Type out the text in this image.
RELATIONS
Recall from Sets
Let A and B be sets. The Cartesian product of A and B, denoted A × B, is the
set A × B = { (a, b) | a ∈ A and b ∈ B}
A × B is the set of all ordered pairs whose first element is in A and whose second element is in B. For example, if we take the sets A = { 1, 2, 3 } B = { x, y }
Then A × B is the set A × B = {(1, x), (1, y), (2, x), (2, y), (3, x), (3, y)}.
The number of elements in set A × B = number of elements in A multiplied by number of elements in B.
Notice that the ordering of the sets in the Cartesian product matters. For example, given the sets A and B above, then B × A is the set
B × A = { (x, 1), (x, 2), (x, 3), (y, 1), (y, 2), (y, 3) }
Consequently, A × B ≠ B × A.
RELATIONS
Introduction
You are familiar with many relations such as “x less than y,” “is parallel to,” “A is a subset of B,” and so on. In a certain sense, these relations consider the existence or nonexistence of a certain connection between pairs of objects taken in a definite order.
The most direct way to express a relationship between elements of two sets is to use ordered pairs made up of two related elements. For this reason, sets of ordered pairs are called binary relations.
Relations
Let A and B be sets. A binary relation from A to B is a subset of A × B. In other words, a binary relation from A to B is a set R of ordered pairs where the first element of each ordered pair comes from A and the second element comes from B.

....

Reproduce every line of the material above exactly.

◆ **ANSWER TO THE TASK**:
Type out the text in this image.
RELATIONS
Recall from Sets
Let A and B be sets. The Cartesian product of A and B, denoted A × B, is the
set A × B = { (a, b) | a ∈ A and b ∈ B}
A × B is the set of all ordered pairs whose first element is in A and whose second element is in B. For example, if we take the sets A = { 1, 2, 3 } B = { x, y }
Then A × B is the set A × B = {(1, x), (1, y), (2, x), (2, y), (3, x), (3, y)}.
The number of elements in set A × B = number of elements in A multiplied by number of elements in B.
Notice that the ordering of the sets in the Cartesian product matters. For example, given the sets A and B above, then B × A is the set
B × A = { (x, 1), (x, 2), (x, 3), (y, 1), (y, 2), (y, 3) }
Consequently, A × B ≠ B × A.
RELATIONS
Introduction
You are familiar with many relations such as “x less than y,” “is parallel to,” “A is a subset of B,” and so on. In a certain sense, these relations consider the existence or nonexistence of a certain connection between pairs of objects taken in a definite order.
The most direct way to express a relationship between elements of two sets is to use ordered pairs made up of two related elements. For this reason, sets of ordered pairs are called binary relations.
Relations
Let A and B be sets. A binary relation from A to B is a subset of A × B. In other words, a binary relation from A to B is a set R of ordered pairs where the first element of each ordered pair comes from A and the second element comes from B.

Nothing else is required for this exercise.